(Extracts from a graphics dataset)
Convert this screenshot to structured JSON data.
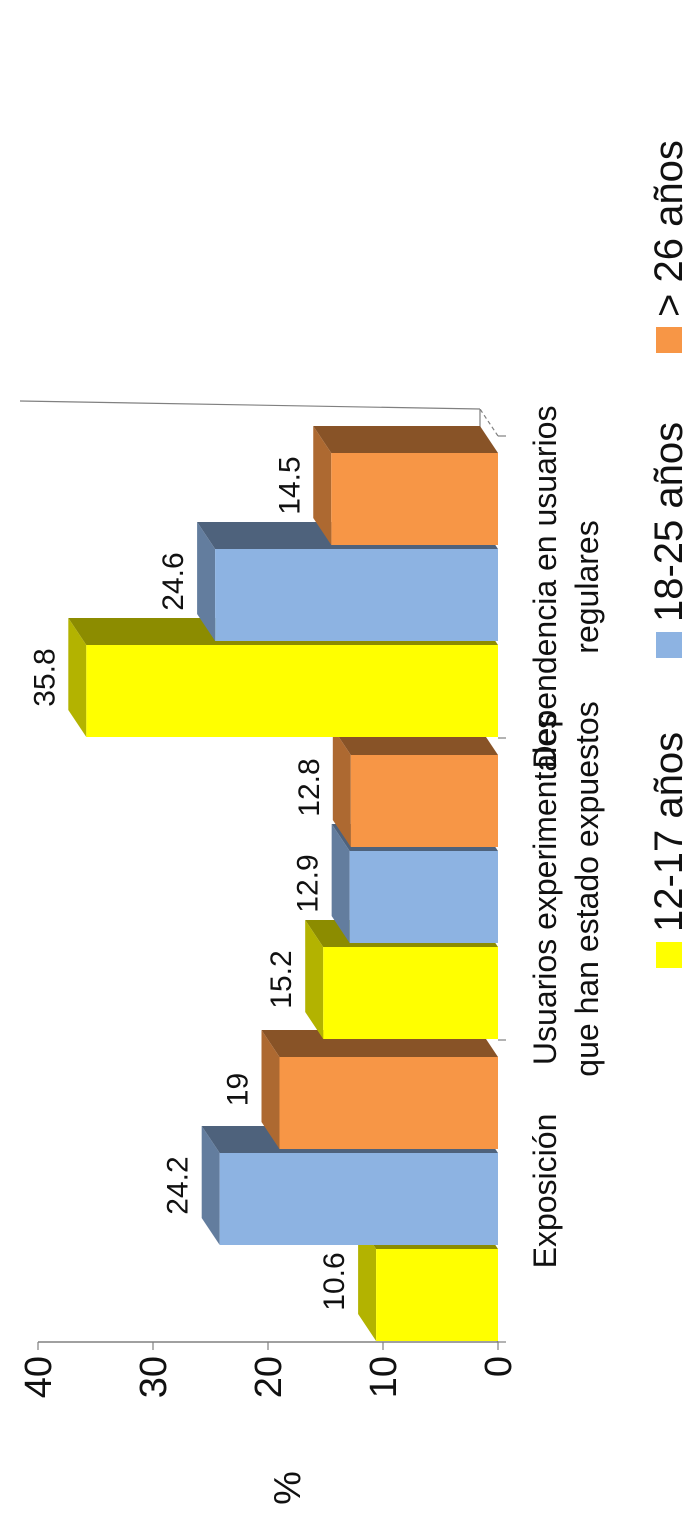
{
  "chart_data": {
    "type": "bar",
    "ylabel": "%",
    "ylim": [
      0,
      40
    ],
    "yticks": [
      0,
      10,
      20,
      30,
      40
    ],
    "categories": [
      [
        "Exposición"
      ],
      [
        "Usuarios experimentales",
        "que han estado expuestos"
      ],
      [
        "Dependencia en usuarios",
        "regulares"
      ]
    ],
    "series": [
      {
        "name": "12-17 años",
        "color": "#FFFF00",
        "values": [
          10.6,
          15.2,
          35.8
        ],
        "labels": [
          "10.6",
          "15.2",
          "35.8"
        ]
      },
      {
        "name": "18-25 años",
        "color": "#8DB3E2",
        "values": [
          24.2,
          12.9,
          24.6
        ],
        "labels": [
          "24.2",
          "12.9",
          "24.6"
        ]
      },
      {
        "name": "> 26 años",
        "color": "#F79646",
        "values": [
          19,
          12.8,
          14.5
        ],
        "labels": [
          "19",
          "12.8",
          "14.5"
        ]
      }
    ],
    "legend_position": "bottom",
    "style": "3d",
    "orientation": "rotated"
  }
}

■ Your objective ■
Exclude the pictures and transcribe all of the entries exactly.

■ Result of the exercise ■
Convert this screenshot to structured JSON data.
{
  "chart_data": {
    "type": "bar",
    "ylabel": "%",
    "ylim": [
      0,
      40
    ],
    "yticks": [
      0,
      10,
      20,
      30,
      40
    ],
    "categories": [
      [
        "Exposición"
      ],
      [
        "Usuarios experimentales",
        "que han estado expuestos"
      ],
      [
        "Dependencia en usuarios",
        "regulares"
      ]
    ],
    "series": [
      {
        "name": "12-17 años",
        "color": "#FFFF00",
        "values": [
          10.6,
          15.2,
          35.8
        ],
        "labels": [
          "10.6",
          "15.2",
          "35.8"
        ]
      },
      {
        "name": "18-25 años",
        "color": "#8DB3E2",
        "values": [
          24.2,
          12.9,
          24.6
        ],
        "labels": [
          "24.2",
          "12.9",
          "24.6"
        ]
      },
      {
        "name": "> 26 años",
        "color": "#F79646",
        "values": [
          19,
          12.8,
          14.5
        ],
        "labels": [
          "19",
          "12.8",
          "14.5"
        ]
      }
    ],
    "legend_position": "bottom",
    "style": "3d",
    "orientation": "rotated"
  }
}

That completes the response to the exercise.